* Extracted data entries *
>>>
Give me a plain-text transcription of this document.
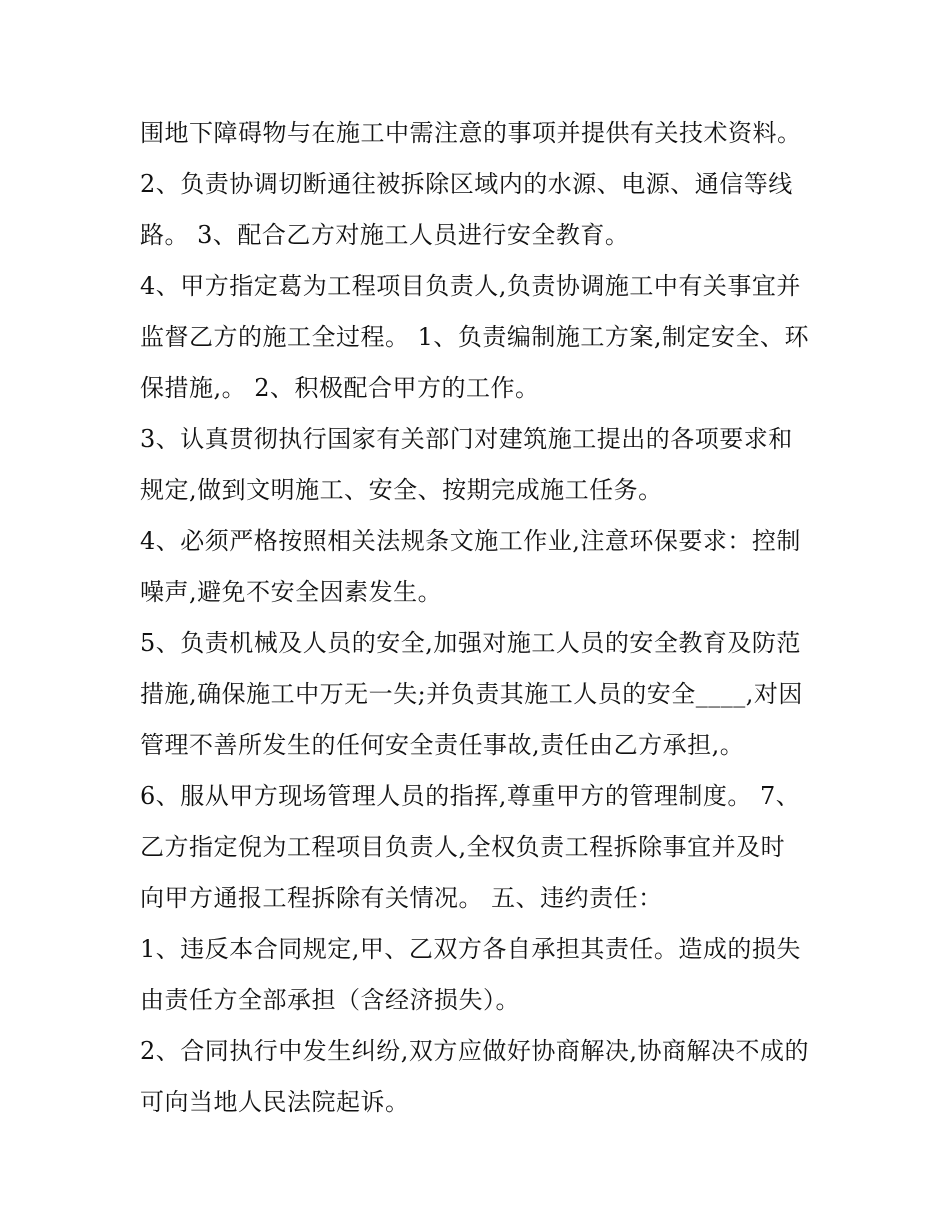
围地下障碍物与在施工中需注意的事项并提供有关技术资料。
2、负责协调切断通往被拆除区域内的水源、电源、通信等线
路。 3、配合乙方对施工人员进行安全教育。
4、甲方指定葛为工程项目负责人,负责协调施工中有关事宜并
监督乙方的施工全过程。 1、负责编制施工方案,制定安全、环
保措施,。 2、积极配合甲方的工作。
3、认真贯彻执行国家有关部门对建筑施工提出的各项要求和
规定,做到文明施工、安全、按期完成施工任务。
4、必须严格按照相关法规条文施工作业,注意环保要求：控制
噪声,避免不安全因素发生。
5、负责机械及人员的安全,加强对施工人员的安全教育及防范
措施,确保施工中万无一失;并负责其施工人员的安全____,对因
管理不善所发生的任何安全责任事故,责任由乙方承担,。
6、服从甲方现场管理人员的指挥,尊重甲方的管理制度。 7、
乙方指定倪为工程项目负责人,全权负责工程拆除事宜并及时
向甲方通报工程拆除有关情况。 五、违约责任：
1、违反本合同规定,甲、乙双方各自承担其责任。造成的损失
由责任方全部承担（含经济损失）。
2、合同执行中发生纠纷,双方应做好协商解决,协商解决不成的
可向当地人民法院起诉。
<<<
>>>
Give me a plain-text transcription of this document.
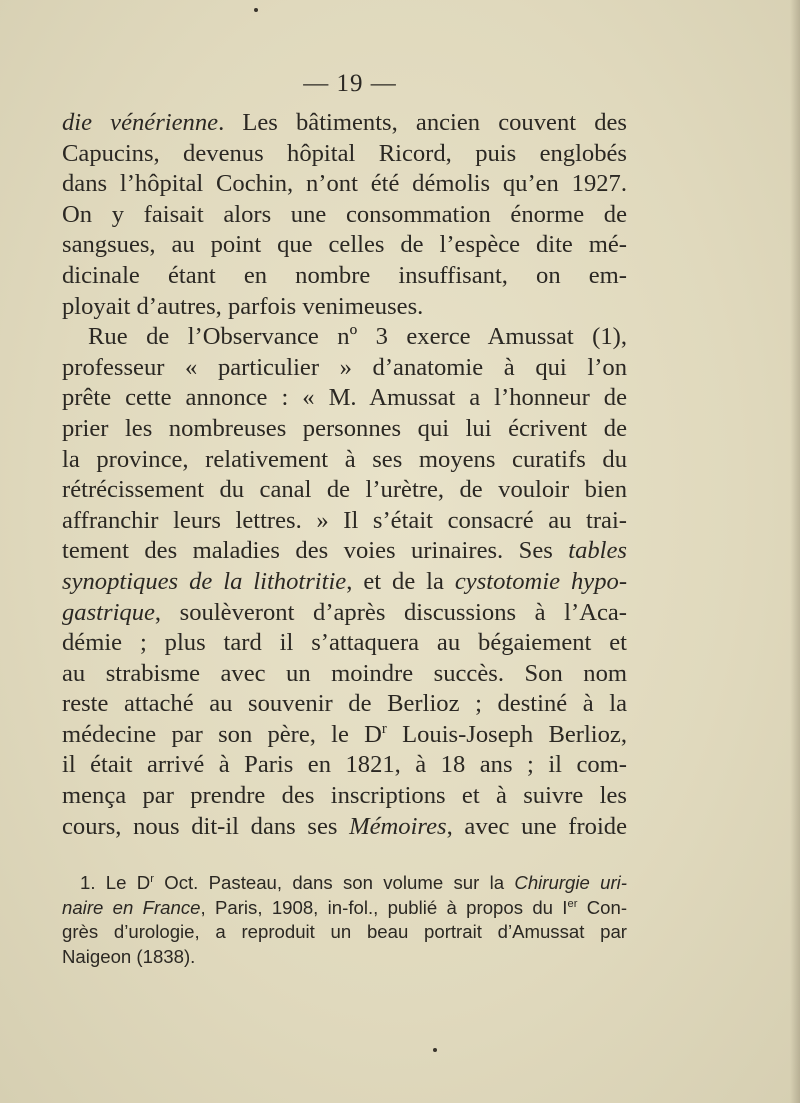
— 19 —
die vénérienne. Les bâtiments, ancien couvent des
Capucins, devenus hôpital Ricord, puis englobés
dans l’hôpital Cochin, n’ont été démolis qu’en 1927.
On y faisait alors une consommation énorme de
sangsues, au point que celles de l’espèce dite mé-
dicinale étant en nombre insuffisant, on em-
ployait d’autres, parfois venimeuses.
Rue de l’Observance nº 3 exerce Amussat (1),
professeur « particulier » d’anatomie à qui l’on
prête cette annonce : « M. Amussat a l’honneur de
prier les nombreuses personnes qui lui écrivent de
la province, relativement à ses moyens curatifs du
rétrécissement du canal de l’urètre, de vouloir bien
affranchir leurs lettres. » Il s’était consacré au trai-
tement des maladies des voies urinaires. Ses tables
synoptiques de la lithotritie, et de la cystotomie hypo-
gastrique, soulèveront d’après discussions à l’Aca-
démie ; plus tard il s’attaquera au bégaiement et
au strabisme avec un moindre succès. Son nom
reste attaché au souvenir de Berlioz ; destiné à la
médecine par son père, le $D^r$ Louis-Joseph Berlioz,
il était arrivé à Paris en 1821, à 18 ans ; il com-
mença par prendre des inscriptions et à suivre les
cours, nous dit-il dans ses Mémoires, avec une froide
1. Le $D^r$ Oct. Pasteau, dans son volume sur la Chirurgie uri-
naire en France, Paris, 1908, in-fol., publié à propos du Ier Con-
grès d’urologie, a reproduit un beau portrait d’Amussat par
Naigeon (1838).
<<<
* What you have to do *
Extract, from the material above, each line holding the word "hôpital".

* Result of this task *
Capucins, devenus hôpital Ricord, puis englobés
dans l’hôpital Cochin, n’ont été démolis qu’en 1927.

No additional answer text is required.